# Problem statement:
Everything in the data should be repeated exactly, save for the images.

# Extracted material:
^^^^^^^^^^^^^^^^
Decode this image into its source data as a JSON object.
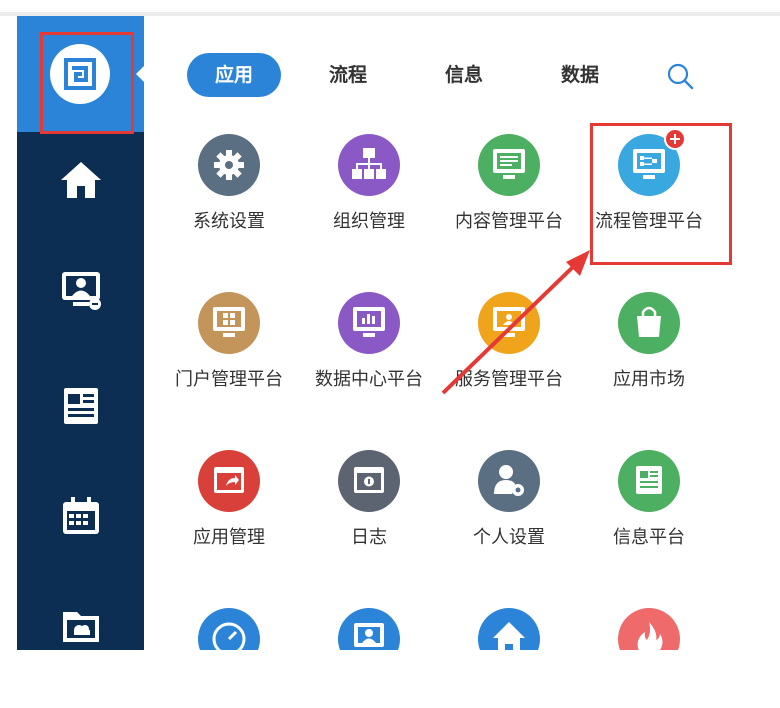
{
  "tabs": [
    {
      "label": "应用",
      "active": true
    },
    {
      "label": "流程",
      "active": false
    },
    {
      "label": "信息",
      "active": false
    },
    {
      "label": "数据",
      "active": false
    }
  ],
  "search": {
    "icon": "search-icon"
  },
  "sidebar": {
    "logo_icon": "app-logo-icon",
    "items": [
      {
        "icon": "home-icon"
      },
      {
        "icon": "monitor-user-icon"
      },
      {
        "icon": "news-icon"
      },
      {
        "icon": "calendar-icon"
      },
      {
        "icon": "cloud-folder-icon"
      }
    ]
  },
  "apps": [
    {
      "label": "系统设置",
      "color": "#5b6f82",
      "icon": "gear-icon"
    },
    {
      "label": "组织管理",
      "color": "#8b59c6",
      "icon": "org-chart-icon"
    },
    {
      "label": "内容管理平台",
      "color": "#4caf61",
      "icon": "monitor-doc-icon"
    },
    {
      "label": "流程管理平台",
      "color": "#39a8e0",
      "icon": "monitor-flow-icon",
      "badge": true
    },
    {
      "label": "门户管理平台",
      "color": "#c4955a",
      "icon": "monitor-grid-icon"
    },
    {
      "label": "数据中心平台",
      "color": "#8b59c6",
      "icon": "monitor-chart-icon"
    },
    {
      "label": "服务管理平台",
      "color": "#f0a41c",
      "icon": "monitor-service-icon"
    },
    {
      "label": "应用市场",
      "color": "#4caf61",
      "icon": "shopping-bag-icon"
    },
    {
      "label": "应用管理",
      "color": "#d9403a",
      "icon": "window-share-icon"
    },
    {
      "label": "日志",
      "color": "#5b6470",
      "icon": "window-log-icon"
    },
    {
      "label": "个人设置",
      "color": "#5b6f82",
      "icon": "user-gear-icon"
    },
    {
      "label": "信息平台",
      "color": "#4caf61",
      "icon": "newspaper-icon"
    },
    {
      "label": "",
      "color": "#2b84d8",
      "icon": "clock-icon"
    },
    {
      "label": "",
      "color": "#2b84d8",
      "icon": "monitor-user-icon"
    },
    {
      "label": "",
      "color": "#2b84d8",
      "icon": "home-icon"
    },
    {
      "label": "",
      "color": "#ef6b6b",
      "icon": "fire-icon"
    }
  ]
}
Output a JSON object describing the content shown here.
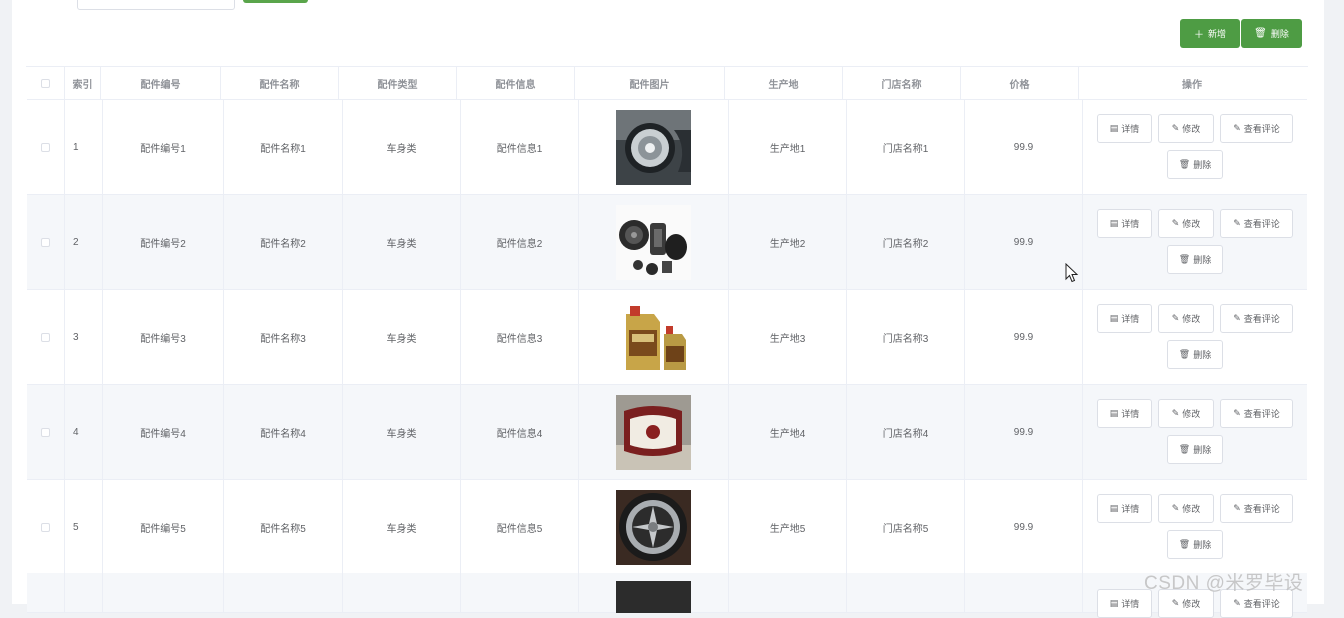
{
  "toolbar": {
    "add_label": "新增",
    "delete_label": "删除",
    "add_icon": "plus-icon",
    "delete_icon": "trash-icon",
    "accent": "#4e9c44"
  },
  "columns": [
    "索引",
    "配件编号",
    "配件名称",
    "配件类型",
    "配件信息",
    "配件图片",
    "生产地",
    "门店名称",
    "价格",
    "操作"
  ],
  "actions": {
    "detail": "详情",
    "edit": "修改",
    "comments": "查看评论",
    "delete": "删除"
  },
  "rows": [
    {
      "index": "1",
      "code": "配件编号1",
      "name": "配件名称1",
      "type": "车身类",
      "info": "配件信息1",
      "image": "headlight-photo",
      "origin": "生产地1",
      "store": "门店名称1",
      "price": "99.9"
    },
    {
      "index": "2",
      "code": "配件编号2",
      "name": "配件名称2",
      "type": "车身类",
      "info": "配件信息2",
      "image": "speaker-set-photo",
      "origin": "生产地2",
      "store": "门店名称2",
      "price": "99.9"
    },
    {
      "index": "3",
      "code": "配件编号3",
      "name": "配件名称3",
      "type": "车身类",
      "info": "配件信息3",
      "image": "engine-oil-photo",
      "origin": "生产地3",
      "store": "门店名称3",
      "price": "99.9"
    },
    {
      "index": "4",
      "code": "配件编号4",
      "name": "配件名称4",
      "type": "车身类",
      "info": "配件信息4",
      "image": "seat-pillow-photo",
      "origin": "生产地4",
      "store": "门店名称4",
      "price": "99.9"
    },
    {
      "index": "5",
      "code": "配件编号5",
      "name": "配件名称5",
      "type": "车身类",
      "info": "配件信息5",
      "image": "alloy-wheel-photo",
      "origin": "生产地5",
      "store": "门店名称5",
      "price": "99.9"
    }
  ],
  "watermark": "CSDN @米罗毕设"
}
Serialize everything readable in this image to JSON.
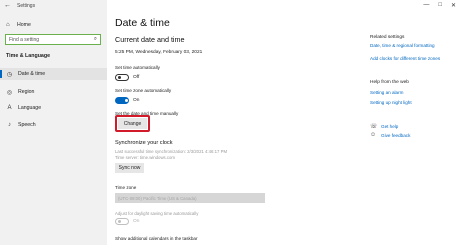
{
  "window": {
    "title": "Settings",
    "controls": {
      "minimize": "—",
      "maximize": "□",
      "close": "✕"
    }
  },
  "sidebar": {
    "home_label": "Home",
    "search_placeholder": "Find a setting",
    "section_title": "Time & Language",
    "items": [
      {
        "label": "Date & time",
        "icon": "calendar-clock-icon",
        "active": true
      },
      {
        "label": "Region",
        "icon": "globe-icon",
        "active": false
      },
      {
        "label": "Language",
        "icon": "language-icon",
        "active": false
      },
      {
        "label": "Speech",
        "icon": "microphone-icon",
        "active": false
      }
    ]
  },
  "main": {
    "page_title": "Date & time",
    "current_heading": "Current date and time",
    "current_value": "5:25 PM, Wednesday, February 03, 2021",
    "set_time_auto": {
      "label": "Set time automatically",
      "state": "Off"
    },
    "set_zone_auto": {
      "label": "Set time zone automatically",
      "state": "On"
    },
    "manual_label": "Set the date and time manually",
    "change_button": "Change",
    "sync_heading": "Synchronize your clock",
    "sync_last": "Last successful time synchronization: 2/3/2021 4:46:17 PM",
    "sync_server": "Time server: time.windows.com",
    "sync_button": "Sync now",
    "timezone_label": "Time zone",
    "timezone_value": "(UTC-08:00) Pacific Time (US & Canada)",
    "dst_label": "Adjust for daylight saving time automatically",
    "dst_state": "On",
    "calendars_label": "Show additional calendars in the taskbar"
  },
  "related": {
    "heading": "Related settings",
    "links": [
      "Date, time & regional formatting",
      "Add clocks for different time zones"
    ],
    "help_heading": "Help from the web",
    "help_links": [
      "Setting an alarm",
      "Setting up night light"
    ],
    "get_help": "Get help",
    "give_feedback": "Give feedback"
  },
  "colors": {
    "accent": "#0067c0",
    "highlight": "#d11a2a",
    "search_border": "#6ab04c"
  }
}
^^^^^^^^^^^^^^^^
# Task output:
Decode this image into its source data as a JSON object.
{
  "tabs": [
    {
      "label": "应用",
      "active": true
    },
    {
      "label": "流程",
      "active": false
    },
    {
      "label": "信息",
      "active": false
    },
    {
      "label": "数据",
      "active": false
    }
  ],
  "search": {
    "icon": "search-icon"
  },
  "sidebar": {
    "logo_icon": "app-logo-icon",
    "items": [
      {
        "icon": "home-icon"
      },
      {
        "icon": "monitor-user-icon"
      },
      {
        "icon": "news-icon"
      },
      {
        "icon": "calendar-icon"
      },
      {
        "icon": "cloud-folder-icon"
      }
    ]
  },
  "apps": [
    {
      "label": "系统设置",
      "color": "#5b6f82",
      "icon": "gear-icon"
    },
    {
      "label": "组织管理",
      "color": "#8b59c6",
      "icon": "org-chart-icon"
    },
    {
      "label": "内容管理平台",
      "color": "#4caf61",
      "icon": "monitor-doc-icon"
    },
    {
      "label": "流程管理平台",
      "color": "#39a8e0",
      "icon": "monitor-flow-icon",
      "badge": true
    },
    {
      "label": "门户管理平台",
      "color": "#c4955a",
      "icon": "monitor-grid-icon"
    },
    {
      "label": "数据中心平台",
      "color": "#8b59c6",
      "icon": "monitor-chart-icon"
    },
    {
      "label": "服务管理平台",
      "color": "#f0a41c",
      "icon": "monitor-service-icon"
    },
    {
      "label": "应用市场",
      "color": "#4caf61",
      "icon": "shopping-bag-icon"
    },
    {
      "label": "应用管理",
      "color": "#d9403a",
      "icon": "window-share-icon"
    },
    {
      "label": "日志",
      "color": "#5b6470",
      "icon": "window-log-icon"
    },
    {
      "label": "个人设置",
      "color": "#5b6f82",
      "icon": "user-gear-icon"
    },
    {
      "label": "信息平台",
      "color": "#4caf61",
      "icon": "newspaper-icon"
    },
    {
      "label": "",
      "color": "#2b84d8",
      "icon": "clock-icon"
    },
    {
      "label": "",
      "color": "#2b84d8",
      "icon": "monitor-user-icon"
    },
    {
      "label": "",
      "color": "#2b84d8",
      "icon": "home-icon"
    },
    {
      "label": "",
      "color": "#ef6b6b",
      "icon": "fire-icon"
    }
  ]
}
Output a JSON object describing the content shown here.
{
  "toolbar": {
    "add_label": "新增",
    "delete_label": "删除",
    "add_icon": "plus-icon",
    "delete_icon": "trash-icon",
    "accent": "#4e9c44"
  },
  "columns": [
    "索引",
    "配件编号",
    "配件名称",
    "配件类型",
    "配件信息",
    "配件图片",
    "生产地",
    "门店名称",
    "价格",
    "操作"
  ],
  "actions": {
    "detail": "详情",
    "edit": "修改",
    "comments": "查看评论",
    "delete": "删除"
  },
  "rows": [
    {
      "index": "1",
      "code": "配件编号1",
      "name": "配件名称1",
      "type": "车身类",
      "info": "配件信息1",
      "image": "headlight-photo",
      "origin": "生产地1",
      "store": "门店名称1",
      "price": "99.9"
    },
    {
      "index": "2",
      "code": "配件编号2",
      "name": "配件名称2",
      "type": "车身类",
      "info": "配件信息2",
      "image": "speaker-set-photo",
      "origin": "生产地2",
      "store": "门店名称2",
      "price": "99.9"
    },
    {
      "index": "3",
      "code": "配件编号3",
      "name": "配件名称3",
      "type": "车身类",
      "info": "配件信息3",
      "image": "engine-oil-photo",
      "origin": "生产地3",
      "store": "门店名称3",
      "price": "99.9"
    },
    {
      "index": "4",
      "code": "配件编号4",
      "name": "配件名称4",
      "type": "车身类",
      "info": "配件信息4",
      "image": "seat-pillow-photo",
      "origin": "生产地4",
      "store": "门店名称4",
      "price": "99.9"
    },
    {
      "index": "5",
      "code": "配件编号5",
      "name": "配件名称5",
      "type": "车身类",
      "info": "配件信息5",
      "image": "alloy-wheel-photo",
      "origin": "生产地5",
      "store": "门店名称5",
      "price": "99.9"
    }
  ],
  "watermark": "CSDN @米罗毕设"
}
Serialize everything readable in this image to JSON.
{
  "window": {
    "title": "Settings",
    "controls": {
      "minimize": "—",
      "maximize": "□",
      "close": "✕"
    }
  },
  "sidebar": {
    "home_label": "Home",
    "search_placeholder": "Find a setting",
    "section_title": "Time & Language",
    "items": [
      {
        "label": "Date & time",
        "icon": "calendar-clock-icon",
        "active": true
      },
      {
        "label": "Region",
        "icon": "globe-icon",
        "active": false
      },
      {
        "label": "Language",
        "icon": "language-icon",
        "active": false
      },
      {
        "label": "Speech",
        "icon": "microphone-icon",
        "active": false
      }
    ]
  },
  "main": {
    "page_title": "Date & time",
    "current_heading": "Current date and time",
    "current_value": "5:25 PM, Wednesday, February 03, 2021",
    "set_time_auto": {
      "label": "Set time automatically",
      "state": "Off"
    },
    "set_zone_auto": {
      "label": "Set time zone automatically",
      "state": "On"
    },
    "manual_label": "Set the date and time manually",
    "change_button": "Change",
    "sync_heading": "Synchronize your clock",
    "sync_last": "Last successful time synchronization: 2/3/2021 4:46:17 PM",
    "sync_server": "Time server: time.windows.com",
    "sync_button": "Sync now",
    "timezone_label": "Time zone",
    "timezone_value": "(UTC-08:00) Pacific Time (US & Canada)",
    "dst_label": "Adjust for daylight saving time automatically",
    "dst_state": "On",
    "calendars_label": "Show additional calendars in the taskbar"
  },
  "related": {
    "heading": "Related settings",
    "links": [
      "Date, time & regional formatting",
      "Add clocks for different time zones"
    ],
    "help_heading": "Help from the web",
    "help_links": [
      "Setting an alarm",
      "Setting up night light"
    ],
    "get_help": "Get help",
    "give_feedback": "Give feedback"
  },
  "colors": {
    "accent": "#0067c0",
    "highlight": "#d11a2a",
    "search_border": "#6ab04c"
  }
}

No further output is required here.